> [INSTRUCTIONS]
(a) Do these statements agree with the music school article? Answer yes or no for each, quoting the words from the article that decide it. (i) Parker's Fender Strata is black and white. (ii) Music and Rock School opened two years ago. (iii) The masters program runs for three months.
(b) Can you restate the music school article from "Kozicki, who has" up to and including "combat practice fatigue.", renaming "practice fatigue" as "burnout"?

> [TEXT BLOCK]

APEX -- Parker Fredrick got an electric guitar for Christmas a little over a year ago and assumed a new identity.

When he picks up his black-and-white Fender Strata to practice every day, he's transformed into Angus Young, lead guitar player for AC/DC.

"My favorite song to play is 'Let Me Put My Love into You,'" he said -- from the album "Back In Black," released 30 years ago.

"I started with the acoustic guitar, but I prefer the electric," he added.

Parker is 10.

But the fifth-grader's commitment to practice and his taste for classic rock is not unusual at Music and Rock School in downtown Apex.

Since opening last April, owner John Kozicki says he has more than 50 students, most between the ages of 8 and 15, who bring their iPods to class and play for their instructors the songs they'd like to learn.

Songs from groups such as Nirvana, Green Day and Guns N' Roses.

"The same songs I was learning," said Kozicki, 35.

After students learn the riffs and the drum solos, their instructors divide the willing ones into makeshift bands that rock out at local churches and coffee houses.

It's how Kozicki -- a guitarist and singer himself -- thinks they learn best. And what will keep them from quitting.

"I started a lot like these kids," Kozicki said. "I liked the private lessons, but where I got the most fulfillment is when I started playing with my friends in the band."

Kozicki, who has taught music lessons full time for the past six years, said the main reason most students put their instruments down is lack of motivation. "It's kind of like if you put your kids in sports and they only went to practice every week and never played in a game," he said.

This month the school debuts its "masters program," the learn-and-perform course that Kozicki thinks will combat practice fatigue.

The program costs $125 to $215 for two months of weekly lessons in electric and acoustic guitar, bass guitar, drums or singing. At the end of the two months, the students do a two-and-a-half hour Saturday jam, without an audience if they prefer.

Kozicki wants students to think of it as an "organized band rehearsal."

He hopes to have an average of 20 students per instructor, a goal that would double his current enrollment.

He hopes kids like Parker will inspire new guitar heroes.

> [RECORD EXCERPTS]
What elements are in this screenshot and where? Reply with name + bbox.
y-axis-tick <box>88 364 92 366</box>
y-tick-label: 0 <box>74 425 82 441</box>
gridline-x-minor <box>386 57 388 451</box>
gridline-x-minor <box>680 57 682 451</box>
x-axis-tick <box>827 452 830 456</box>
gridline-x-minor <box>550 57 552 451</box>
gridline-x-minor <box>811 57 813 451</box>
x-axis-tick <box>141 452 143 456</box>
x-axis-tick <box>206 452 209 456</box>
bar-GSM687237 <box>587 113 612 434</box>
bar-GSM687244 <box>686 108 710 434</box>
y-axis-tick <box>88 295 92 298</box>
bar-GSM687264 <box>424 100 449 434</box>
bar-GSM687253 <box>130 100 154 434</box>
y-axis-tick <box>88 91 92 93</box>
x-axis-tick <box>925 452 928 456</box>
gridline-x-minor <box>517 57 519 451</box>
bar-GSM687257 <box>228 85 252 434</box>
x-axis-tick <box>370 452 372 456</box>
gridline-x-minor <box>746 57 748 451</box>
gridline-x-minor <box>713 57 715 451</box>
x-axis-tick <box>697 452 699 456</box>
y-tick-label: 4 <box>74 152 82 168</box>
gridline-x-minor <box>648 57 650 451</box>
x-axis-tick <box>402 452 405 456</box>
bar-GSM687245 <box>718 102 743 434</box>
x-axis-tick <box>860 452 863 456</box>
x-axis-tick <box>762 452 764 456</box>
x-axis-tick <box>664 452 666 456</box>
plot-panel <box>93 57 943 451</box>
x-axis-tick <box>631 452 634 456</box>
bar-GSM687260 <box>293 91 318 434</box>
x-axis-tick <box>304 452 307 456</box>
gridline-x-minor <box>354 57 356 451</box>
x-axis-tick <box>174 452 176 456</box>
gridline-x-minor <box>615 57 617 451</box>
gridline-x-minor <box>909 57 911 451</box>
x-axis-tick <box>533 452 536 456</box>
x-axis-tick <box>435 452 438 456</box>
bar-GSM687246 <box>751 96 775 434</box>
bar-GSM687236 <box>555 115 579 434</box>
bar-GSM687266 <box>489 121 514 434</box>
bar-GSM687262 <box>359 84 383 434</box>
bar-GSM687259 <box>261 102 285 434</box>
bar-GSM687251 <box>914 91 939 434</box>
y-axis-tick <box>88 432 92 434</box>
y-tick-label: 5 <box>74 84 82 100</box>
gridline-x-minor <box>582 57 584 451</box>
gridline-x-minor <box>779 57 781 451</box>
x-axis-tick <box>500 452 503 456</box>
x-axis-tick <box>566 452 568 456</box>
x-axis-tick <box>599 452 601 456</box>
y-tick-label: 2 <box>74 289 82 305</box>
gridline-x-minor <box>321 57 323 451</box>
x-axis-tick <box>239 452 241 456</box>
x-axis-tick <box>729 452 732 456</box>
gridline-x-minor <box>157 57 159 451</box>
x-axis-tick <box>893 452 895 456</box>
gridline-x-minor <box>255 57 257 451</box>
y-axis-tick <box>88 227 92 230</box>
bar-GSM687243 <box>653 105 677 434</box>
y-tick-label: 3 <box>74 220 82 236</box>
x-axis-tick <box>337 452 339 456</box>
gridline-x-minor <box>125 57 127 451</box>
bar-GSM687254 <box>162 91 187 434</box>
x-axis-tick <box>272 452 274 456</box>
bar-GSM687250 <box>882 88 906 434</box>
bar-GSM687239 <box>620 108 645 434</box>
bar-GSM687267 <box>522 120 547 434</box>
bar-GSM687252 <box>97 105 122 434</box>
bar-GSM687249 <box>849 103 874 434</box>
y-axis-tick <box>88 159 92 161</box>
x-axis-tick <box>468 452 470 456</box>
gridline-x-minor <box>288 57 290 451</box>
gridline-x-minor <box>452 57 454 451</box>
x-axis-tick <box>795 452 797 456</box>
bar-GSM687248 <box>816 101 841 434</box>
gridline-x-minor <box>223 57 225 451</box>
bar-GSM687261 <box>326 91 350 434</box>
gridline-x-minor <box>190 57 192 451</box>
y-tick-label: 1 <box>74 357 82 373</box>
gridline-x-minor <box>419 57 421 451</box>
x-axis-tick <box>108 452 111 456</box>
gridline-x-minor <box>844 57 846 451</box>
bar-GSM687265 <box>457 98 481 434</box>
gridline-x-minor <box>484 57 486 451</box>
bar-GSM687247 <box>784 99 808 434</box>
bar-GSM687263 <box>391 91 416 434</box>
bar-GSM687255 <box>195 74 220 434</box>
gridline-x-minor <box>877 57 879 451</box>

> [SOLUTIONS TO THE EXERCISE]
(a)
(i) Yes: "his black-and-white Fender Strata"
(ii) No: "Since opening last April"
(iii) No: "two months of weekly lessons"

(b)
Kozicki, who has taught music lessons full time for the past six years, said the main reason most students put their instruments down is lack of motivation. "It's kind of like if you put your kids in sports and they only went to practice every week and never played in a game," he said.

This month the school debuts its "masters program," the learn-and-perform course that Kozicki thinks will combat burnout.